● To do: Copy out every line containing the word "title".

## begin Items

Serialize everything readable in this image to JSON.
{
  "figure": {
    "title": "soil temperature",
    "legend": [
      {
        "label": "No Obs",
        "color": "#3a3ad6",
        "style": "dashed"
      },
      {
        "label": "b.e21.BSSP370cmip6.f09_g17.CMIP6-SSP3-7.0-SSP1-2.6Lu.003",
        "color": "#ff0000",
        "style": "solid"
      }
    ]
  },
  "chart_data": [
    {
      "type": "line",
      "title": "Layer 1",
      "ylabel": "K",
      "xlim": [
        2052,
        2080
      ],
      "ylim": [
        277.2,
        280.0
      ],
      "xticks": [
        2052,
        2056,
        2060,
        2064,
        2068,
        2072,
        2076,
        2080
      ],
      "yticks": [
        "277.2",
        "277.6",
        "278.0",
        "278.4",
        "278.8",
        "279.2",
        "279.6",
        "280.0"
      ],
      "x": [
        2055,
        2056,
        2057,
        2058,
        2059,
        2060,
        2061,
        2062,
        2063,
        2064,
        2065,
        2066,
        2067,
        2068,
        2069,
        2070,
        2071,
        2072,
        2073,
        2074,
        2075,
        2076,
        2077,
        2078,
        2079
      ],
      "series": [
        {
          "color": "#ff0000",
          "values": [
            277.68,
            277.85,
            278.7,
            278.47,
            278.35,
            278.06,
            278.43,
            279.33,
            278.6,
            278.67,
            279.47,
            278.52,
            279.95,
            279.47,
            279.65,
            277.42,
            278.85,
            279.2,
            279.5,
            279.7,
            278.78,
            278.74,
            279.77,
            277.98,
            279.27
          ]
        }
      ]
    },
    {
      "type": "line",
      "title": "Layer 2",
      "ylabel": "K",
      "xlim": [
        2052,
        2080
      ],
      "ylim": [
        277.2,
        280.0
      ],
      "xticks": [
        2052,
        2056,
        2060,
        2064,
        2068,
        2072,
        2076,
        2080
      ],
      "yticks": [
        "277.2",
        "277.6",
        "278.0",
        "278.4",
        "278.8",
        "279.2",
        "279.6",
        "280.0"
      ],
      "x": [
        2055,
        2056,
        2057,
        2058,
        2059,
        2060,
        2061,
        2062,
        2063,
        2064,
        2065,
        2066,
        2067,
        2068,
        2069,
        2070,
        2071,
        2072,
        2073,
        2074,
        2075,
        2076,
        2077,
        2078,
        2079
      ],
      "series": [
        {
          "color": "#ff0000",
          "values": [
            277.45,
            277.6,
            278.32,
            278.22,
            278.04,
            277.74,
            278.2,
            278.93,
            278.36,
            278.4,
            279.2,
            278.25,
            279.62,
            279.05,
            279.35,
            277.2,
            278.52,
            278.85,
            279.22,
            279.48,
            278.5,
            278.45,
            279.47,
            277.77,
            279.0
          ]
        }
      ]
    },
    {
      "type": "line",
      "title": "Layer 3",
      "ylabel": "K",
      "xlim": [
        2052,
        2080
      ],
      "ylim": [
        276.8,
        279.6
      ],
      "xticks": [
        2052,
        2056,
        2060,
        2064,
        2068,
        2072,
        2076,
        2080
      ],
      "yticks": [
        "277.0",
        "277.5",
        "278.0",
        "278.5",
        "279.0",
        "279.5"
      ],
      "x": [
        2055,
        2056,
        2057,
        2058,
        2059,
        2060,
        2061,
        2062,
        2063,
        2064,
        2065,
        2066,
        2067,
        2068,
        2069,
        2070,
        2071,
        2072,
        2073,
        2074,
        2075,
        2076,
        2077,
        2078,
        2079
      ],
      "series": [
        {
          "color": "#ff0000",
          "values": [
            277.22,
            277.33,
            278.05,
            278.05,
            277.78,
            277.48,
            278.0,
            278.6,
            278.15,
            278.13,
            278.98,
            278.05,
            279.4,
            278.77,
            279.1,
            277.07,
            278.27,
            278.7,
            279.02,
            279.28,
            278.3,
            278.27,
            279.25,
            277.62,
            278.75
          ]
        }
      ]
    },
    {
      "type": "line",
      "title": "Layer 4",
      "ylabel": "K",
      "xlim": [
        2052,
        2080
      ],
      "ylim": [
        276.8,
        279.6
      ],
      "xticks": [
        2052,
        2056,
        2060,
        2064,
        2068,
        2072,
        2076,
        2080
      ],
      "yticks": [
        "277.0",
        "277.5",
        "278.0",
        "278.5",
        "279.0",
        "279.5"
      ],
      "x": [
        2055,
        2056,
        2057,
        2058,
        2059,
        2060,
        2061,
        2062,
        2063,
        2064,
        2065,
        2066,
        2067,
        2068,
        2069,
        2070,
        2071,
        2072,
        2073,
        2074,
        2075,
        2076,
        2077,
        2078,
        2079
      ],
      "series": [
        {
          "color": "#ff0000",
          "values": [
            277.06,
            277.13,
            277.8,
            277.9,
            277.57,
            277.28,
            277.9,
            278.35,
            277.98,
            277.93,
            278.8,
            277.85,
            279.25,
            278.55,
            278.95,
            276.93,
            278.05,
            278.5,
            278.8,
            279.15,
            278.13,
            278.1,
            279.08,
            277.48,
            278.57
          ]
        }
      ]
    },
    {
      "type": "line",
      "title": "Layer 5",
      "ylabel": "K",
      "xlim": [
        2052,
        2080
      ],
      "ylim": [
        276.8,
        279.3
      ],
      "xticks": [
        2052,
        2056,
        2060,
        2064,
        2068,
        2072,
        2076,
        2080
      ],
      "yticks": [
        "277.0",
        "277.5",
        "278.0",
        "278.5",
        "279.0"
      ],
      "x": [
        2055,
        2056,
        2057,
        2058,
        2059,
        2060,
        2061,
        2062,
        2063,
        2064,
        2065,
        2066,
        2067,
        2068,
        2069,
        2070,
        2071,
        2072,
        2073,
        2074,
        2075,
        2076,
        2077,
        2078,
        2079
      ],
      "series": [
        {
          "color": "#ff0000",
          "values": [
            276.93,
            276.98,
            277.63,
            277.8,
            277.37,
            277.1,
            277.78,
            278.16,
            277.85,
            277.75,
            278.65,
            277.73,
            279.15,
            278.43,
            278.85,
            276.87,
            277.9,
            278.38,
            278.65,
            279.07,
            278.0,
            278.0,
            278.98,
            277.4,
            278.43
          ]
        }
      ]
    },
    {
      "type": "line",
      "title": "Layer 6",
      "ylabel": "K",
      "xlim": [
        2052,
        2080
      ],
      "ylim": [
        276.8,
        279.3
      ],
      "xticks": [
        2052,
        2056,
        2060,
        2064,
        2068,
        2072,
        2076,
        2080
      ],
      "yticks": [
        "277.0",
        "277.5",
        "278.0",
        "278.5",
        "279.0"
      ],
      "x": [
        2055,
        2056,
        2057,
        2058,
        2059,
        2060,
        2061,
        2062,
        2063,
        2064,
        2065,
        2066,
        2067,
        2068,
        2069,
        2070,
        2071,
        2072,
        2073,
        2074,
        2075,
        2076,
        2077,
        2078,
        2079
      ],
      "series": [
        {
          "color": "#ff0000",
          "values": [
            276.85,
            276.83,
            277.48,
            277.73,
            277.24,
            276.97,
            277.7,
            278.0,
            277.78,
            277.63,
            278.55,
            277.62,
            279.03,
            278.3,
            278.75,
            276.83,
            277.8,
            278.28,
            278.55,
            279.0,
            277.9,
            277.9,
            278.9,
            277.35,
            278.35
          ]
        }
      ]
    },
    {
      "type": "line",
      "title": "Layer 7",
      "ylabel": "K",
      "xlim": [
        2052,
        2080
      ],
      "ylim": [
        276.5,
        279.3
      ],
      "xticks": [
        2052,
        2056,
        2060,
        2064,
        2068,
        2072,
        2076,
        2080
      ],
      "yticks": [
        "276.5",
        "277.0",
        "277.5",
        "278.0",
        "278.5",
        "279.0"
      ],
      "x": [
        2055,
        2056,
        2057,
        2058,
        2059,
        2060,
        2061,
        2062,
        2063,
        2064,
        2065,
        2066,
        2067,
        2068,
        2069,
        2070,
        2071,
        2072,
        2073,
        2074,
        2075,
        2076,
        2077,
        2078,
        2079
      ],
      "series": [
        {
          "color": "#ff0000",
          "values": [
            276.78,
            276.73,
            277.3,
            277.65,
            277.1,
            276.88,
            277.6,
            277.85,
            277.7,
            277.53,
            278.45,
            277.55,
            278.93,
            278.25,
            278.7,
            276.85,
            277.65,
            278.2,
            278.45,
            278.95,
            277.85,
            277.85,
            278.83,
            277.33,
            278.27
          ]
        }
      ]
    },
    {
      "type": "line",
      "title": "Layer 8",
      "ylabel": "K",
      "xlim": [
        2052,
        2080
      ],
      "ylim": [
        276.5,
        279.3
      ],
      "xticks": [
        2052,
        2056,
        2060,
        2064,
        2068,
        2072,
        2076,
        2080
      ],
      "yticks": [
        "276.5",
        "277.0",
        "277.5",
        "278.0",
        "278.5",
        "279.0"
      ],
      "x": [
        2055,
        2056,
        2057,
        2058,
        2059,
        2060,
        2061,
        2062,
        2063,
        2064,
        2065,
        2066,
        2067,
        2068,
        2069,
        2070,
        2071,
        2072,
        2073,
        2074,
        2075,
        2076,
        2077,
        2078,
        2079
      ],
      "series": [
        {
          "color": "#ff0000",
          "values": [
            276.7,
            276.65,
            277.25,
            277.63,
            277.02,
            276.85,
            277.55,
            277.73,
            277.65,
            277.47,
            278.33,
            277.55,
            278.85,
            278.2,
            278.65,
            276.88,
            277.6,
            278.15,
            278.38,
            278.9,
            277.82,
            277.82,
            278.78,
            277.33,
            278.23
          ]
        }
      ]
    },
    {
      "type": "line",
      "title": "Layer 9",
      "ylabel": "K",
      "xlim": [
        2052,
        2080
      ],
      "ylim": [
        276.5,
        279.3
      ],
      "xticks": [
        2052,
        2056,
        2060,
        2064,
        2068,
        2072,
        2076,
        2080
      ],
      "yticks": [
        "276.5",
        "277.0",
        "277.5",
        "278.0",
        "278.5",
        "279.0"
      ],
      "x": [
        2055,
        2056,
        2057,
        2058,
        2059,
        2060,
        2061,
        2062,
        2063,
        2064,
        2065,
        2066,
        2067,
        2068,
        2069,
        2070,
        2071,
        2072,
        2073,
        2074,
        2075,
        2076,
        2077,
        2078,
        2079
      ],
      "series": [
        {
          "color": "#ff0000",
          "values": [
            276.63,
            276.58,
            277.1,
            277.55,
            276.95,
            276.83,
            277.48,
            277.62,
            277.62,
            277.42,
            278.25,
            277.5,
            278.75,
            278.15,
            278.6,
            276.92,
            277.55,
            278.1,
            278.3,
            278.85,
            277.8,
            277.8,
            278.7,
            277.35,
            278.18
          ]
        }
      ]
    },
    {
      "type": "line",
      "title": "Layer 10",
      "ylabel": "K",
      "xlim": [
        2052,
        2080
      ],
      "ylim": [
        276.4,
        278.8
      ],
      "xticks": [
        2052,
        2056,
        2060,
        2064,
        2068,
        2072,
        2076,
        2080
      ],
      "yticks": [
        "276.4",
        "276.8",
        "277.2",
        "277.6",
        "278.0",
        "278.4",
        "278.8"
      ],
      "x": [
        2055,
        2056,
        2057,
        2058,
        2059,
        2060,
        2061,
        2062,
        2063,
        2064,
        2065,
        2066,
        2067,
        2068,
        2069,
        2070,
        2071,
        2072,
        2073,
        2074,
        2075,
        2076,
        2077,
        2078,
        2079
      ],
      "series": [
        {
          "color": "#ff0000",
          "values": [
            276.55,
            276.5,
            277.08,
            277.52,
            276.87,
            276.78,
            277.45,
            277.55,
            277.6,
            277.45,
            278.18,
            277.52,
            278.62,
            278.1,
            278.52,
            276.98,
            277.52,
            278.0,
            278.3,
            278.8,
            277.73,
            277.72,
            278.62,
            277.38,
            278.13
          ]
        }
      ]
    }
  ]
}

## end Items

● Result of the exercise:
    "title": "soil temperature",
      "title": "Layer 1",
      "title": "Layer 2",
      "title": "Layer 3",
      "title": "Layer 4",
      "title": "Layer 5",
      "title": "Layer 6",
      "title": "Layer 7",
      "title": "Layer 8",
      "title": "Layer 9",
      "title": "Layer 10",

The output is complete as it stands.